*PASSAGE SHOWN*:
▼

Re: Reducing streams startup bandwidth usage

2019-12-09 Thread Sophie Blee-Goldman
It might be that the cache appears to "stop working" because it gets full,
and each
new update causes an eviction (of some older record). This would also
explain the
opposite behavior, that it "starts working" again after some time without
being restarted,
since the cache is completely flushed on commit. Does the timing seem to
align with your
commit interval (default is 30s)?

On Mon, Dec 9, 2019 at 12:03 AM Alessandro Tagliapietra <
tagliapietra.alessan...@gmail.com> wrote:

> And it seems that for some reason after a while caching works again
> without a restart of the streams application
>
> [image: Screen Shot 2019-12-08 at 11.59.30 PM.png]
>
> I'll try to enable debug metrics and see if I can find something useful
> there.
> Any idea is appreciated in the meantime :)
>
> --
> Alessandro Tagliapietra
>
> On Sun, Dec 8, 2019 at 12:54 PM Alessandro Tagliapietra <
> tagliapietra.alessan...@gmail.com> wrote:
>
>> It seems that even with caching enabled, after a while the sent bytes
>> stil go up
>>
>> [image: Screen Shot 2019-12-08 at 12.52.31 PM.png]
>>
>> you can see the deploy when I've enabled caching but it looks like it's
>> still a temporary solution.

▲

*DATA LISTING*:
▼

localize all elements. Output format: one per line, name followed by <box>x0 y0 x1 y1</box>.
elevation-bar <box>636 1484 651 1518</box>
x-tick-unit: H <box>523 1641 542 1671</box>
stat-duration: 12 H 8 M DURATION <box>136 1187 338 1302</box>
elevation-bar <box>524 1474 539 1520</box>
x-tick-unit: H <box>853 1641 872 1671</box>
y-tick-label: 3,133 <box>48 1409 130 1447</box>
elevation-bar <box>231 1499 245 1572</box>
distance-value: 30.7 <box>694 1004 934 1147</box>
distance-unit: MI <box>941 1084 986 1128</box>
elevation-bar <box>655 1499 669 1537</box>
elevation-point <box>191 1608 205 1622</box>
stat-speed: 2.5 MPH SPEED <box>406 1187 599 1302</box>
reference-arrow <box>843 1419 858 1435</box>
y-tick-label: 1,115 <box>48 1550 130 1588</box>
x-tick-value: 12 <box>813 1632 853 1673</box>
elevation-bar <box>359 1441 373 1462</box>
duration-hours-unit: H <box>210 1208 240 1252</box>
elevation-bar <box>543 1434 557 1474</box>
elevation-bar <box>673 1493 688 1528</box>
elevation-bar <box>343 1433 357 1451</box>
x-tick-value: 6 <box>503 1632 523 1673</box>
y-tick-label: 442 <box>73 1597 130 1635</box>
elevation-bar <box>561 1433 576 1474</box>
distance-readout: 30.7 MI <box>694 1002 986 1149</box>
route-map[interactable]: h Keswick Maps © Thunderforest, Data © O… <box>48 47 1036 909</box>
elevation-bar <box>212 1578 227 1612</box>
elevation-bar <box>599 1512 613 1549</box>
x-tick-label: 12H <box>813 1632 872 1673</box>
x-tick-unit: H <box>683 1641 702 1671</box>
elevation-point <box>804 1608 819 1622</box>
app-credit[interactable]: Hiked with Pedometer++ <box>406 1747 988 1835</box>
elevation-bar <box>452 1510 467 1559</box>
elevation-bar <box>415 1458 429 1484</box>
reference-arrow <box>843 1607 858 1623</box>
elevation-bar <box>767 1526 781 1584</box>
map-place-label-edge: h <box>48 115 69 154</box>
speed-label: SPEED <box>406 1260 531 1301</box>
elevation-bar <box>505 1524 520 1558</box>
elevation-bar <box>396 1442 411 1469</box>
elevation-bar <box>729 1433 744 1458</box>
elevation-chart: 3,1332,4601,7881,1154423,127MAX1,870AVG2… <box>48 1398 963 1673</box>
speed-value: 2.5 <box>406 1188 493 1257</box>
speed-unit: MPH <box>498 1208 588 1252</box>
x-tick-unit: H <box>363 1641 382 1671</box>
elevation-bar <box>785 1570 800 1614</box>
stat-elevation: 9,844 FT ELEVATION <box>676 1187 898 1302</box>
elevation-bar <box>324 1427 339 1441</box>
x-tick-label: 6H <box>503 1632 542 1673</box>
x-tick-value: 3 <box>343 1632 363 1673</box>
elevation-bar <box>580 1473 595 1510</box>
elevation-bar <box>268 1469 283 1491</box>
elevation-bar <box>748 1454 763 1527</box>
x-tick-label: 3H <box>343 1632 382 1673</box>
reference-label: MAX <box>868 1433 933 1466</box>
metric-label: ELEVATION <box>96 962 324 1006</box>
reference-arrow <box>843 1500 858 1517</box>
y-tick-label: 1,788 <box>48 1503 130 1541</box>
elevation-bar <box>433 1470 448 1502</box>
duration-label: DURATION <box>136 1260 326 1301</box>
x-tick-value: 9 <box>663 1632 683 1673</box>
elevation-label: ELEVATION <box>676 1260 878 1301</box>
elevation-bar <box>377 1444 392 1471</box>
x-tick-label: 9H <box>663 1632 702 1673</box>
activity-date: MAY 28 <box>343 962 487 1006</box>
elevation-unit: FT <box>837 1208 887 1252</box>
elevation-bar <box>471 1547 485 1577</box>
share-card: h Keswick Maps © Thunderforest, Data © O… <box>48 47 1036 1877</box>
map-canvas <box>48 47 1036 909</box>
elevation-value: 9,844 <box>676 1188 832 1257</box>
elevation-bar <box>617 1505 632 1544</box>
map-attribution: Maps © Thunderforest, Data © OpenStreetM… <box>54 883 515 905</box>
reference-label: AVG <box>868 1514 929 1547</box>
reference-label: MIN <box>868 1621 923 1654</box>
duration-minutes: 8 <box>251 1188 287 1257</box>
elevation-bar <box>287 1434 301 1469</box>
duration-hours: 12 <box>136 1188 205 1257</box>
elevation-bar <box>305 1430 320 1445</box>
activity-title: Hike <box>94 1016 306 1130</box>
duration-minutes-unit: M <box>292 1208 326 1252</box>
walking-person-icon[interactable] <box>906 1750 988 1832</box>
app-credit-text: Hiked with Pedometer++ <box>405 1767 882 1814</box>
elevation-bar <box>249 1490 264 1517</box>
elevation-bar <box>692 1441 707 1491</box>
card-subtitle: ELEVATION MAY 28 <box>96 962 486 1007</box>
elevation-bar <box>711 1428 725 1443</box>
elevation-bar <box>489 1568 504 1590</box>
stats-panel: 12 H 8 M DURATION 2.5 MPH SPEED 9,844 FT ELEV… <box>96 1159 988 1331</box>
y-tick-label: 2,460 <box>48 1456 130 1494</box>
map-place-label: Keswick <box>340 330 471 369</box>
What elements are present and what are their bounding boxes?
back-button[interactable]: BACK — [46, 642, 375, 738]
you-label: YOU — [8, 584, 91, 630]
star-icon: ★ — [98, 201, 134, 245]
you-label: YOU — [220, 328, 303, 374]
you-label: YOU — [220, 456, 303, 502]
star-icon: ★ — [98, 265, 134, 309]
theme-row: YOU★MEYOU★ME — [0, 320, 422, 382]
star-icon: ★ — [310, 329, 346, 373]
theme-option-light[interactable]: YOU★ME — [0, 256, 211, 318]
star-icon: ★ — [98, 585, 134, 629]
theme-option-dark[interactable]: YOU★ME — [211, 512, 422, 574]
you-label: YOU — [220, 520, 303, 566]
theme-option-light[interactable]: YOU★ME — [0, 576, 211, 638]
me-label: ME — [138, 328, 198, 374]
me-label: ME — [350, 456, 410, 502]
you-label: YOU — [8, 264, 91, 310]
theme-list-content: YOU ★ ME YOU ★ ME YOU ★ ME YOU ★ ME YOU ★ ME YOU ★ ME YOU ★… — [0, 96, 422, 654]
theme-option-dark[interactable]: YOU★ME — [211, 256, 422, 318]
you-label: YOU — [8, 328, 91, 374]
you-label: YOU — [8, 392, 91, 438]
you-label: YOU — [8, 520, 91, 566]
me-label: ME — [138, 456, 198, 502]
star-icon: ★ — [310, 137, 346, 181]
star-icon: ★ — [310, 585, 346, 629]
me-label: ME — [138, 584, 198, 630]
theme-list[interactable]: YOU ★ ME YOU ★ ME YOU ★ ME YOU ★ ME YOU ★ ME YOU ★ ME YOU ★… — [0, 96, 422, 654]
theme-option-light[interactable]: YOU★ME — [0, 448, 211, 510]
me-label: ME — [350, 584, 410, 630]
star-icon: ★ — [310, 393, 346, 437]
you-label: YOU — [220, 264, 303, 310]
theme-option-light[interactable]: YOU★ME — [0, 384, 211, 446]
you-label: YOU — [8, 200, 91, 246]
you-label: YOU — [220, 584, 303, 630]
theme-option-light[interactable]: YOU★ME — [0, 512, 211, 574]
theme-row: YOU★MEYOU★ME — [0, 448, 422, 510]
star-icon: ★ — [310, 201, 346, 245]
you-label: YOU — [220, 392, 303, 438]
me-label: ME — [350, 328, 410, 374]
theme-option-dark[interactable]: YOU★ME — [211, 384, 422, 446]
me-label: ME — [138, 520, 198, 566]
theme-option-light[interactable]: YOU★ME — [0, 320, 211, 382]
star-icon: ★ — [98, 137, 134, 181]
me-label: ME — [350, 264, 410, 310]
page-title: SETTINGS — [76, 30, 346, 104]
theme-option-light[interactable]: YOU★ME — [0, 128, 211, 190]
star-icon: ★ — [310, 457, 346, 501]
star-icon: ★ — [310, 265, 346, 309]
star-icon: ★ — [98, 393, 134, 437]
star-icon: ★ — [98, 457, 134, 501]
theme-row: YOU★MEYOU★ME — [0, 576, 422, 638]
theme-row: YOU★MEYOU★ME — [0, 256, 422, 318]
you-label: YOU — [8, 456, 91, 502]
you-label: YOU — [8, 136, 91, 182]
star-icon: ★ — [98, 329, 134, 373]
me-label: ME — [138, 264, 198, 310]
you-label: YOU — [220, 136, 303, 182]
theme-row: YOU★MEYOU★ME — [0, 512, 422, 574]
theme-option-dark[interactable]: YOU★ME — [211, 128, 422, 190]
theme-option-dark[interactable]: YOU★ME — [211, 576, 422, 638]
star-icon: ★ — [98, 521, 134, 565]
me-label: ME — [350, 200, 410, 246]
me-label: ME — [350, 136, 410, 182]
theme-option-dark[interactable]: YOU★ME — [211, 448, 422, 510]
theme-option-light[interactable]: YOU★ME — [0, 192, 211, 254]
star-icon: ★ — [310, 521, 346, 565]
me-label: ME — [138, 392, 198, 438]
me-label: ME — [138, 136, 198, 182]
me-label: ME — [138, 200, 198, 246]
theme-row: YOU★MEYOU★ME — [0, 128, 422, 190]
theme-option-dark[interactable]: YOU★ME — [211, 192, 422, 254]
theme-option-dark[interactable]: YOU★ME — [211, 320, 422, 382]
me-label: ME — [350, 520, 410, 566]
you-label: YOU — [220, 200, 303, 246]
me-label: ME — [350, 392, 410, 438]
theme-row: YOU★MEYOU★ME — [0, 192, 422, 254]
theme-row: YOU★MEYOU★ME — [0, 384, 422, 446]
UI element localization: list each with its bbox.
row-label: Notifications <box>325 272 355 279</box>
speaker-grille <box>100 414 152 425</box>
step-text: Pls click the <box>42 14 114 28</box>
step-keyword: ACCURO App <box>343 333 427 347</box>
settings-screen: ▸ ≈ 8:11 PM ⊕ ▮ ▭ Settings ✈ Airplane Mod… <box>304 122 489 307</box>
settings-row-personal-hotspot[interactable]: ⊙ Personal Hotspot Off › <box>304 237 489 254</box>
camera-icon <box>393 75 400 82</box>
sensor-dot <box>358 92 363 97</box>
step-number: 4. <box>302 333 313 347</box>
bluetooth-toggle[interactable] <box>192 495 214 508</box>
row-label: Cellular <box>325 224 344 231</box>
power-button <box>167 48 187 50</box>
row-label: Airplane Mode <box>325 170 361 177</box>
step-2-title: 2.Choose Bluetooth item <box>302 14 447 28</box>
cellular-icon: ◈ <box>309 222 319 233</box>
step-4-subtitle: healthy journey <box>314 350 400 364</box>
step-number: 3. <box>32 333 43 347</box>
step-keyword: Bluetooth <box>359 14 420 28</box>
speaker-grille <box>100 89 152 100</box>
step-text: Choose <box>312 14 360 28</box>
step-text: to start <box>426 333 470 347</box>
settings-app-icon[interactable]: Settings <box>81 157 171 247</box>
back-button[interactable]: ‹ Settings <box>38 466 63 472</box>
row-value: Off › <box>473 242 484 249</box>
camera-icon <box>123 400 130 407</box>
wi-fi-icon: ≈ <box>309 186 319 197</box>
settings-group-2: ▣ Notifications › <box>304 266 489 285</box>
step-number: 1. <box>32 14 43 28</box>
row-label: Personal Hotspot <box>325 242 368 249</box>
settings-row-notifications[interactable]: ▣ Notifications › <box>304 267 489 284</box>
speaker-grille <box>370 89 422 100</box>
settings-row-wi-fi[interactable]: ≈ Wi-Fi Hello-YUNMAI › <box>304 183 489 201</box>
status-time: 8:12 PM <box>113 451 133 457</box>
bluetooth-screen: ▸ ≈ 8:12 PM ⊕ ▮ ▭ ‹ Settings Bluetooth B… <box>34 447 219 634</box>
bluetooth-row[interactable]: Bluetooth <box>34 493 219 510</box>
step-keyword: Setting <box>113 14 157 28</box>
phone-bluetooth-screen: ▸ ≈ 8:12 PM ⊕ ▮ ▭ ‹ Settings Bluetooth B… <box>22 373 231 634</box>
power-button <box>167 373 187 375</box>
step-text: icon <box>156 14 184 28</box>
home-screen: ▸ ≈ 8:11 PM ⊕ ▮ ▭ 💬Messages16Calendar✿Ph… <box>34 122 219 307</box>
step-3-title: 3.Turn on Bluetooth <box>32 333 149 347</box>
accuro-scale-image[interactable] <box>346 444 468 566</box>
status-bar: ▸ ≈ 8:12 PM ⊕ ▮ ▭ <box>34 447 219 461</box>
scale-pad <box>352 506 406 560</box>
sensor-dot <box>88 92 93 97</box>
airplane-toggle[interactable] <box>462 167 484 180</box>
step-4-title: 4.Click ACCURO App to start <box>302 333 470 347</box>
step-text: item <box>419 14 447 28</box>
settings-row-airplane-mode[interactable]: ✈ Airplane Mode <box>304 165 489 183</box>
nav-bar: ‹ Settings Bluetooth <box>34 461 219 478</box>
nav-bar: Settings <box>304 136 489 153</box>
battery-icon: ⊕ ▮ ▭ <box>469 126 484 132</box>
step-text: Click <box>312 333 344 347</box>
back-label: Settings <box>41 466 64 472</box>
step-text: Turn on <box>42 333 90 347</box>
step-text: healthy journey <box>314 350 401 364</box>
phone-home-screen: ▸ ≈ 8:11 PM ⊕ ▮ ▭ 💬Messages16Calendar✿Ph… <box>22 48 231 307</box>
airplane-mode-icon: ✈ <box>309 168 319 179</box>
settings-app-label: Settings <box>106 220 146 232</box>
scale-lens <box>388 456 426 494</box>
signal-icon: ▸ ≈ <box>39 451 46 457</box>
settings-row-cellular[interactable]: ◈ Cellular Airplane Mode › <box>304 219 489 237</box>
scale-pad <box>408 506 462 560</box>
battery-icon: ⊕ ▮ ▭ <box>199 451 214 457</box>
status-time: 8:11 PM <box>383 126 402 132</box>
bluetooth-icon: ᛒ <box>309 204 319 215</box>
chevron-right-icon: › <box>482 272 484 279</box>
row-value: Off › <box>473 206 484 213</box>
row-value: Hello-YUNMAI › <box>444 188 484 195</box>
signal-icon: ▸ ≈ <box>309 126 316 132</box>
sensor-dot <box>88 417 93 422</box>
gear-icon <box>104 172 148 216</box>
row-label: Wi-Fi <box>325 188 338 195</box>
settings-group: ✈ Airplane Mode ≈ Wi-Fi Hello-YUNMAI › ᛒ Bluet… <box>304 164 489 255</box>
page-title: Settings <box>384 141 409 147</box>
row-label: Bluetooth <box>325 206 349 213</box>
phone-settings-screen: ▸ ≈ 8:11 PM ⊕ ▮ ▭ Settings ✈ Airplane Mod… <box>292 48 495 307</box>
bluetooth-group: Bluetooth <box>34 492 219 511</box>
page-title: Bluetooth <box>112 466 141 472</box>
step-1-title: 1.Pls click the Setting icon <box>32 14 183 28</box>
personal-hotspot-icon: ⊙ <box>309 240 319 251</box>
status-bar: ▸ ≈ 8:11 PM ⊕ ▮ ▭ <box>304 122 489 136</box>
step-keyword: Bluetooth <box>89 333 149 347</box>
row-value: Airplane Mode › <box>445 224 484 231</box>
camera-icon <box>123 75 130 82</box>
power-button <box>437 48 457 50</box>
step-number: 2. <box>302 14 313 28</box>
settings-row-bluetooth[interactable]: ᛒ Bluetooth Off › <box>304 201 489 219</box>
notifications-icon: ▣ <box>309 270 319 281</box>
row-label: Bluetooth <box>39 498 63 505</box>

▲

In the thread on reducing streams startup bandwidth usage, list the date given for each of its three messages, in the order they appear, along with the sender.

- 2019-12-09: Sophie Blee-Goldman
- Mon, Dec 9, 2019 at 12:03 AM: Alessandro Tagliapietra
- Sun, Dec 8, 2019 at 12:54 PM: Alessandro Tagliapietra